Your task: Reproduce the entries word for word, and omit any picture you find in them.

[Figure contents as structured data]
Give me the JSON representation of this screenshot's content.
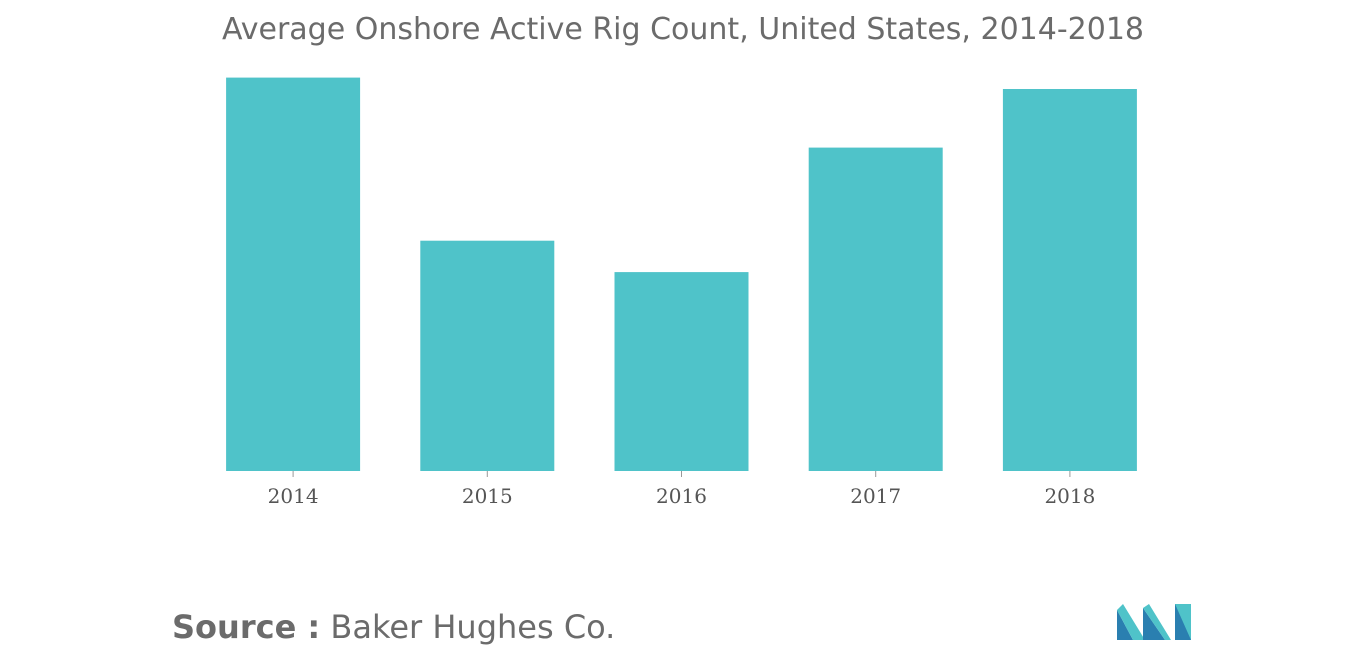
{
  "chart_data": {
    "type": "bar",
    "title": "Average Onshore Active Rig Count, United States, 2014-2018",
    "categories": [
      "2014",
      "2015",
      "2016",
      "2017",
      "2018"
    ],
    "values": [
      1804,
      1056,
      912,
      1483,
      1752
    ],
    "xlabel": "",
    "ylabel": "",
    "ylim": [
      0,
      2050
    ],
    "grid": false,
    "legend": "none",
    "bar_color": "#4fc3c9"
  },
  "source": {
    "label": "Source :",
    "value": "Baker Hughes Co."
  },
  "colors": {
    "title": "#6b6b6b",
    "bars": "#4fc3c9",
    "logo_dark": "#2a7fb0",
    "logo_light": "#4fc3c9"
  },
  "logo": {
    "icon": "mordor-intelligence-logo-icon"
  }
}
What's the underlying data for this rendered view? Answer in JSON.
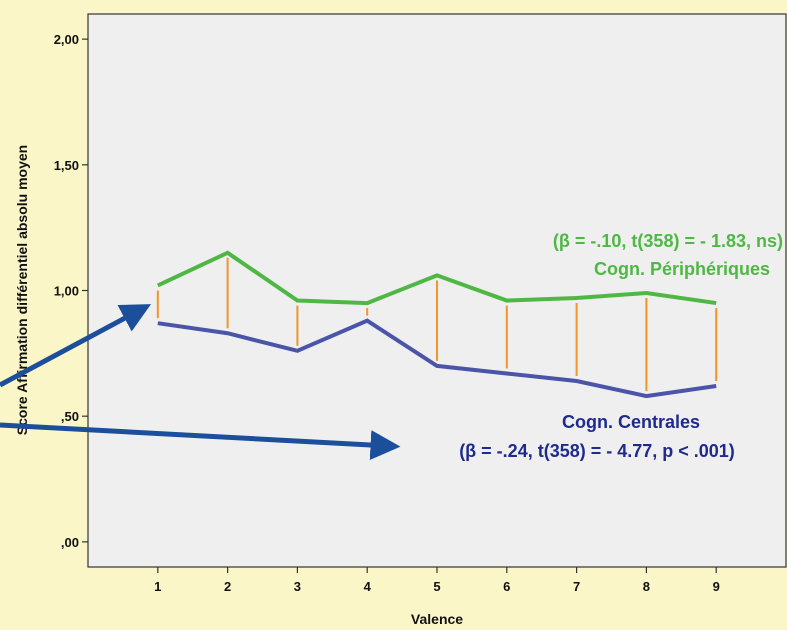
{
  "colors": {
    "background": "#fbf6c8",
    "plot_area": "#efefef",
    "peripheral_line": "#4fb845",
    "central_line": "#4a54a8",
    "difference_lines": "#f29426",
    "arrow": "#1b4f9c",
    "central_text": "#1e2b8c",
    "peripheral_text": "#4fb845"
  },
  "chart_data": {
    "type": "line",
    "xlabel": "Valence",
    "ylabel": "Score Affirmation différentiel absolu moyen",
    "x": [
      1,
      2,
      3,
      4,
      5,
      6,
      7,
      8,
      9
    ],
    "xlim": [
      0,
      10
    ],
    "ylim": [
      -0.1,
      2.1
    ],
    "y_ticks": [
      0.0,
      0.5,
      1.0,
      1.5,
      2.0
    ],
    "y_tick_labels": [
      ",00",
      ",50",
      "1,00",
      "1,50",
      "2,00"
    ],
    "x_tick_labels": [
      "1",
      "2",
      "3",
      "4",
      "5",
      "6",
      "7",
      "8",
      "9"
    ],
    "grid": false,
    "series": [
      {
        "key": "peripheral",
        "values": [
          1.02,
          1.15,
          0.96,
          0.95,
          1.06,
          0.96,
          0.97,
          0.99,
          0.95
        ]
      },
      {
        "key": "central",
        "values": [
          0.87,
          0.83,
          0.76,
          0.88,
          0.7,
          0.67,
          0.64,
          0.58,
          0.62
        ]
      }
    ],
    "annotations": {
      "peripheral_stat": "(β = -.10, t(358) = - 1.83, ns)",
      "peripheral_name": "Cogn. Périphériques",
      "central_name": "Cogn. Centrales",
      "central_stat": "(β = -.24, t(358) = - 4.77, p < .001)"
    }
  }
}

Task response:
Give me the JSON representation of this screenshot's content.
{
  "chart_data": {
    "type": "bar",
    "title": "Average Onshore Active Rig Count, United States, 2014-2018",
    "categories": [
      "2014",
      "2015",
      "2016",
      "2017",
      "2018"
    ],
    "values": [
      1804,
      1056,
      912,
      1483,
      1752
    ],
    "xlabel": "",
    "ylabel": "",
    "ylim": [
      0,
      2050
    ],
    "grid": false,
    "legend": "none",
    "bar_color": "#4fc3c9"
  },
  "source": {
    "label": "Source :",
    "value": "Baker Hughes Co."
  },
  "colors": {
    "title": "#6b6b6b",
    "bars": "#4fc3c9",
    "logo_dark": "#2a7fb0",
    "logo_light": "#4fc3c9"
  },
  "logo": {
    "icon": "mordor-intelligence-logo-icon"
  }
}
What's the underlying data for this rendered view? Answer in JSON.
{
  "colors": {
    "background": "#fbf6c8",
    "plot_area": "#efefef",
    "peripheral_line": "#4fb845",
    "central_line": "#4a54a8",
    "difference_lines": "#f29426",
    "arrow": "#1b4f9c",
    "central_text": "#1e2b8c",
    "peripheral_text": "#4fb845"
  },
  "chart_data": {
    "type": "line",
    "xlabel": "Valence",
    "ylabel": "Score Affirmation différentiel absolu moyen",
    "x": [
      1,
      2,
      3,
      4,
      5,
      6,
      7,
      8,
      9
    ],
    "xlim": [
      0,
      10
    ],
    "ylim": [
      -0.1,
      2.1
    ],
    "y_ticks": [
      0.0,
      0.5,
      1.0,
      1.5,
      2.0
    ],
    "y_tick_labels": [
      ",00",
      ",50",
      "1,00",
      "1,50",
      "2,00"
    ],
    "x_tick_labels": [
      "1",
      "2",
      "3",
      "4",
      "5",
      "6",
      "7",
      "8",
      "9"
    ],
    "grid": false,
    "series": [
      {
        "key": "peripheral",
        "values": [
          1.02,
          1.15,
          0.96,
          0.95,
          1.06,
          0.96,
          0.97,
          0.99,
          0.95
        ]
      },
      {
        "key": "central",
        "values": [
          0.87,
          0.83,
          0.76,
          0.88,
          0.7,
          0.67,
          0.64,
          0.58,
          0.62
        ]
      }
    ],
    "annotations": {
      "peripheral_stat": "(β = -.10, t(358) = - 1.83, ns)",
      "peripheral_name": "Cogn. Périphériques",
      "central_name": "Cogn. Centrales",
      "central_stat": "(β = -.24, t(358) = - 4.77, p < .001)"
    }
  }
}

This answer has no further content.